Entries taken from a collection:
- - - - - - -
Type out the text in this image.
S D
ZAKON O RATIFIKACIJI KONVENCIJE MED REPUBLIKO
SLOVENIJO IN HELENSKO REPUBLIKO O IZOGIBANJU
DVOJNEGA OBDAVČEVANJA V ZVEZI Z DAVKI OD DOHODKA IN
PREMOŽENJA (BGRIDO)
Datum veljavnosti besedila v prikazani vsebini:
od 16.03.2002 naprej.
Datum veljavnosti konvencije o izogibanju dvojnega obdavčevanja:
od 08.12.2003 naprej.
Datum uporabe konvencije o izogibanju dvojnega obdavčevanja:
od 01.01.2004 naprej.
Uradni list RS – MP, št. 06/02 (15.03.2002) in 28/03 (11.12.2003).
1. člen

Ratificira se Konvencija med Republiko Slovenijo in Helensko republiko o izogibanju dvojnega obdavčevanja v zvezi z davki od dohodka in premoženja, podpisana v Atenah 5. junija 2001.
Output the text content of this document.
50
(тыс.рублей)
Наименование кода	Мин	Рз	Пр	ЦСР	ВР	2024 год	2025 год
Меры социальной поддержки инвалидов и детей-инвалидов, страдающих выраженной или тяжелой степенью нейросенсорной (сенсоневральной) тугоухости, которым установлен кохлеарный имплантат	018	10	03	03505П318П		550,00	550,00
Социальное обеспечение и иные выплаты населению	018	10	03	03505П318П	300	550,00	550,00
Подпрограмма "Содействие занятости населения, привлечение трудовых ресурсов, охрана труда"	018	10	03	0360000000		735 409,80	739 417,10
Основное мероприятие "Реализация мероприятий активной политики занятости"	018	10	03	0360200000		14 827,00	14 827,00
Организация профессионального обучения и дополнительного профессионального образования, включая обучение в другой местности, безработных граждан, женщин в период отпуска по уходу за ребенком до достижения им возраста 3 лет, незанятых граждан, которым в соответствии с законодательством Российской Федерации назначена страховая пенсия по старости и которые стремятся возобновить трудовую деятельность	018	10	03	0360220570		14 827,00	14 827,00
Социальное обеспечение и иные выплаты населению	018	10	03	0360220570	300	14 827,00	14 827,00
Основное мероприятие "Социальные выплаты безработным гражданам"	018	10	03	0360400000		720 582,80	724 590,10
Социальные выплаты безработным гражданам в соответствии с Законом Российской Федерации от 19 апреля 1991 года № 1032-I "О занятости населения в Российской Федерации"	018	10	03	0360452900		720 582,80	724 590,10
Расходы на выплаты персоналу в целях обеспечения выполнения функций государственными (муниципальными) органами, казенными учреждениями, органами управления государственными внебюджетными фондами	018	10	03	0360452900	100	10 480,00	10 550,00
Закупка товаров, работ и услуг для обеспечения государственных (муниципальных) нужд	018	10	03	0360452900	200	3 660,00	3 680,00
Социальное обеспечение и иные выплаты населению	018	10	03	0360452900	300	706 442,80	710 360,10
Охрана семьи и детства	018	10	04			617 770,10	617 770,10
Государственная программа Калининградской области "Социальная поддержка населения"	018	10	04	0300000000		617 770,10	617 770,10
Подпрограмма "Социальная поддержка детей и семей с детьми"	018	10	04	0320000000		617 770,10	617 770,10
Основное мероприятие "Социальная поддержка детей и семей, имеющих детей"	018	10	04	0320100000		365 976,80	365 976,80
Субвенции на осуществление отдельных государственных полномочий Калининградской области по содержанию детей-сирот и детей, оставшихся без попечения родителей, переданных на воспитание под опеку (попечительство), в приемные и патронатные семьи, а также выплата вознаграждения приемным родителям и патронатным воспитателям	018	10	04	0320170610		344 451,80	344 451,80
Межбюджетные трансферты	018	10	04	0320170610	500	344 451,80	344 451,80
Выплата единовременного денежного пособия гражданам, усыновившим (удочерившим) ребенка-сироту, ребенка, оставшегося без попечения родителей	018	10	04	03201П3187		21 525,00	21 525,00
- - - - - - -
◆ Set task ◆
Take the entries above and copy them out exactly.

◆ Exercise answer ◆
Type out the text in this image.
S D
ZAKON O RATIFIKACIJI KONVENCIJE MED REPUBLIKO
SLOVENIJO IN HELENSKO REPUBLIKO O IZOGIBANJU
DVOJNEGA OBDAVČEVANJA V ZVEZI Z DAVKI OD DOHODKA IN
PREMOŽENJA (BGRIDO)
Datum veljavnosti besedila v prikazani vsebini:
od 16.03.2002 naprej.
Datum veljavnosti konvencije o izogibanju dvojnega obdavčevanja:
od 08.12.2003 naprej.
Datum uporabe konvencije o izogibanju dvojnega obdavčevanja:
od 01.01.2004 naprej.
Uradni list RS – MP, št. 06/02 (15.03.2002) in 28/03 (11.12.2003).
1. člen

Ratificira se Konvencija med Republiko Slovenijo in Helensko republiko o izogibanju dvojnega obdavčevanja v zvezi z davki od dohodka in premoženja, podpisana v Atenah 5. junija 2001.
Output the text content of this document.
50
(тыс.рублей)
Наименование кода	Мин	Рз	Пр	ЦСР	ВР	2024 год	2025 год
Меры социальной поддержки инвалидов и детей-инвалидов, страдающих выраженной или тяжелой степенью нейросенсорной (сенсоневральной) тугоухости, которым установлен кохлеарный имплантат	018	10	03	03505П318П		550,00	550,00
Социальное обеспечение и иные выплаты населению	018	10	03	03505П318П	300	550,00	550,00
Подпрограмма "Содействие занятости населения, привлечение трудовых ресурсов, охрана труда"	018	10	03	0360000000		735 409,80	739 417,10
Основное мероприятие "Реализация мероприятий активной политики занятости"	018	10	03	0360200000		14 827,00	14 827,00
Организация профессионального обучения и дополнительного профессионального образования, включая обучение в другой местности, безработных граждан, женщин в период отпуска по уходу за ребенком до достижения им возраста 3 лет, незанятых граждан, которым в соответствии с законодательством Российской Федерации назначена страховая пенсия по старости и которые стремятся возобновить трудовую деятельность	018	10	03	0360220570		14 827,00	14 827,00
Социальное обеспечение и иные выплаты населению	018	10	03	0360220570	300	14 827,00	14 827,00
Основное мероприятие "Социальные выплаты безработным гражданам"	018	10	03	0360400000		720 582,80	724 590,10
Социальные выплаты безработным гражданам в соответствии с Законом Российской Федерации от 19 апреля 1991 года № 1032-I "О занятости населения в Российской Федерации"	018	10	03	0360452900		720 582,80	724 590,10
Расходы на выплаты персоналу в целях обеспечения выполнения функций государственными (муниципальными) органами, казенными учреждениями, органами управления государственными внебюджетными фондами	018	10	03	0360452900	100	10 480,00	10 550,00
Закупка товаров, работ и услуг для обеспечения государственных (муниципальных) нужд	018	10	03	0360452900	200	3 660,00	3 680,00
Социальное обеспечение и иные выплаты населению	018	10	03	0360452900	300	706 442,80	710 360,10
Охрана семьи и детства	018	10	04			617 770,10	617 770,10
Государственная программа Калининградской области "Социальная поддержка населения"	018	10	04	0300000000		617 770,10	617 770,10
Подпрограмма "Социальная поддержка детей и семей с детьми"	018	10	04	0320000000		617 770,10	617 770,10
Основное мероприятие "Социальная поддержка детей и семей, имеющих детей"	018	10	04	0320100000		365 976,80	365 976,80
Субвенции на осуществление отдельных государственных полномочий Калининградской области по содержанию детей-сирот и детей, оставшихся без попечения родителей, переданных на воспитание под опеку (попечительство), в приемные и патронатные семьи, а также выплата вознаграждения приемным родителям и патронатным воспитателям	018	10	04	0320170610		344 451,80	344 451,80
Межбюджетные трансферты	018	10	04	0320170610	500	344 451,80	344 451,80
Выплата единовременного денежного пособия гражданам, усыновившим (удочерившим) ребенка-сироту, ребенка, оставшегося без попечения родителей	018	10	04	03201П3187		21 525,00	21 525,00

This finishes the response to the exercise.